((
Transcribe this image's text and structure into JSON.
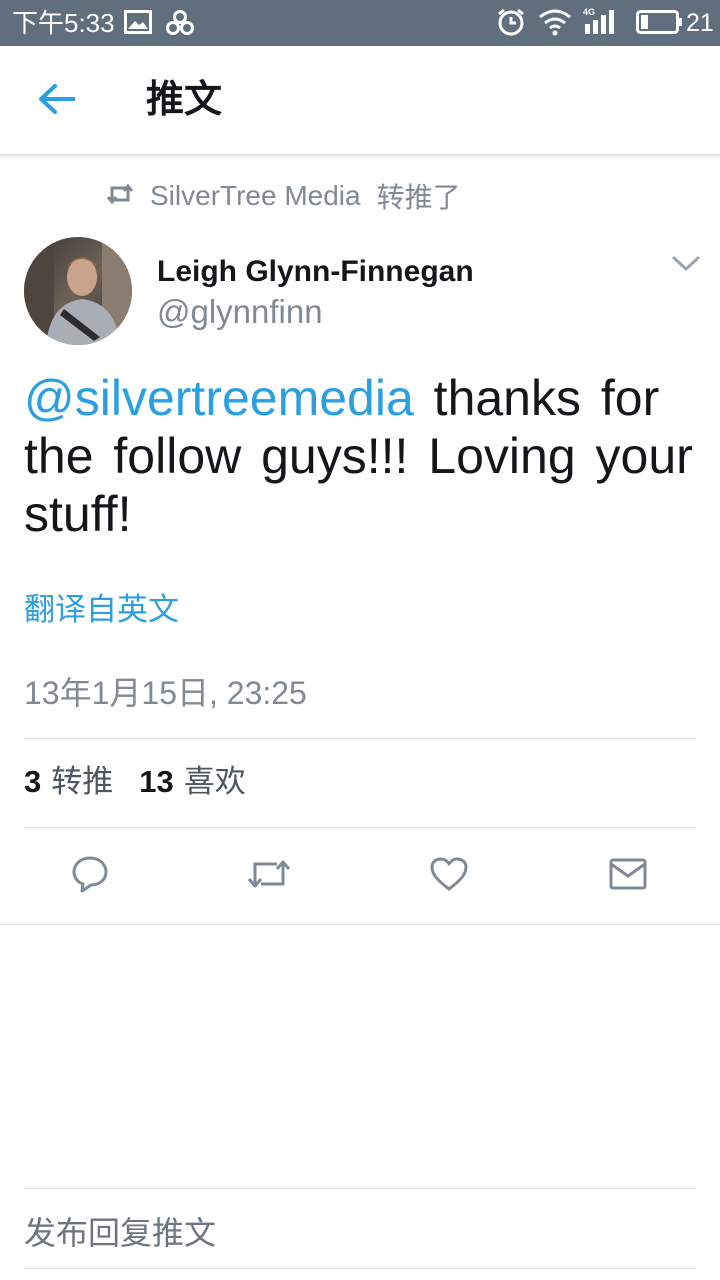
{
  "status_bar": {
    "time": "下午5:33",
    "battery_level": "21",
    "network": "4G",
    "icons": [
      "image-icon",
      "pinwheel-icon",
      "alarm-icon",
      "wifi-icon",
      "signal-icon",
      "battery-icon"
    ]
  },
  "app_bar": {
    "back_icon": "arrow-left-icon",
    "title": "推文"
  },
  "retweet_context": {
    "icon": "retweet-icon",
    "user": "SilverTree Media",
    "action": "转推了"
  },
  "tweet": {
    "author_name": "Leigh Glynn-Finnegan",
    "author_handle": "@glynnfinn",
    "mention": "@silvertreemedia",
    "text": " thanks for the follow guys!!! Loving your stuff!",
    "translate_label": "翻译自英文",
    "timestamp": "13年1月15日, 23:25",
    "retweets_count": "3",
    "retweets_label": "转推",
    "likes_count": "13",
    "likes_label": "喜欢"
  },
  "actions": [
    "reply-icon",
    "retweet-icon",
    "like-icon",
    "message-icon"
  ],
  "reply_box": {
    "placeholder": "发布回复推文"
  },
  "colors": {
    "status_bar_bg": "#5f6f7d",
    "accent": "#2b9fe0",
    "secondary_text": "#7f8a94",
    "divider": "#dfe3e7"
  }
}
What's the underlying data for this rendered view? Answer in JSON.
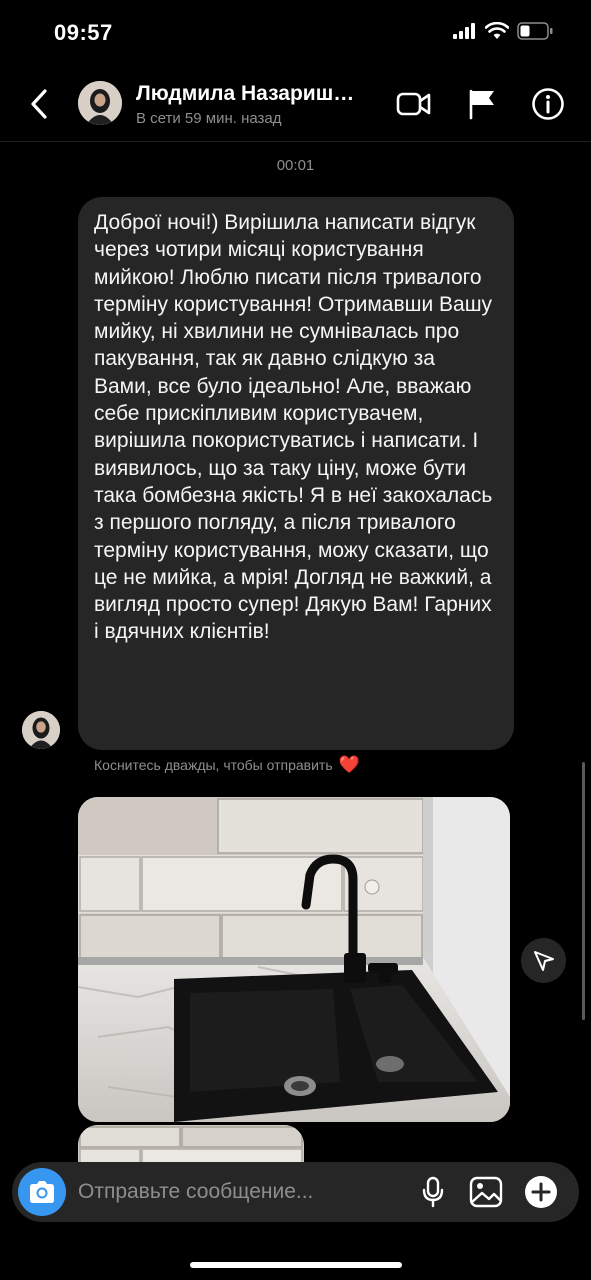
{
  "status_bar": {
    "time": "09:57"
  },
  "header": {
    "name": "Людмила Назариш…",
    "status": "В сети 59 мин. назад"
  },
  "chat": {
    "timestamp": "00:01",
    "message": "Доброї ночі!) Вирішила написати відгук через чотири місяці користування мийкою! Люблю писати після тривалого терміну користування! Отримавши Вашу мийку, ні хвилини не сумнівалась про пакування, так як давно слідкую за Вами, все було ідеально! Але, вважаю себе прискіпливим користувачем, вирішила покористуватись і написати. І виявилось, що за таку ціну, може бути така бомбезна якість! Я в неї закохалась з першого погляду, а після тривалого терміну користування, можу сказати, що це не мийка, а мрія! Догляд  не важкий, а вигляд просто супер! Дякую Вам! Гарних і вдячних клієнтів!",
    "double_tap_hint": "Коснитесь дважды, чтобы отправить",
    "hint_heart": "❤️"
  },
  "composer": {
    "placeholder": "Отправьте сообщение..."
  },
  "colors": {
    "background": "#000000",
    "bubble": "#262626",
    "accent": "#3797f0",
    "muted_text": "#8e8e8e",
    "heart": "#ed3c4c"
  },
  "icons": {
    "back": "chevron-left-icon",
    "video": "video-call-icon",
    "flag": "flag-icon",
    "info": "info-icon",
    "camera": "camera-icon",
    "mic": "microphone-icon",
    "gallery": "gallery-icon",
    "add": "plus-circle-icon",
    "share": "send-icon"
  }
}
))
EXERCISE GOAL>
Among the lines of the data above, count those holding "timestamp" and state only the number.

TASK SOLUTION>
2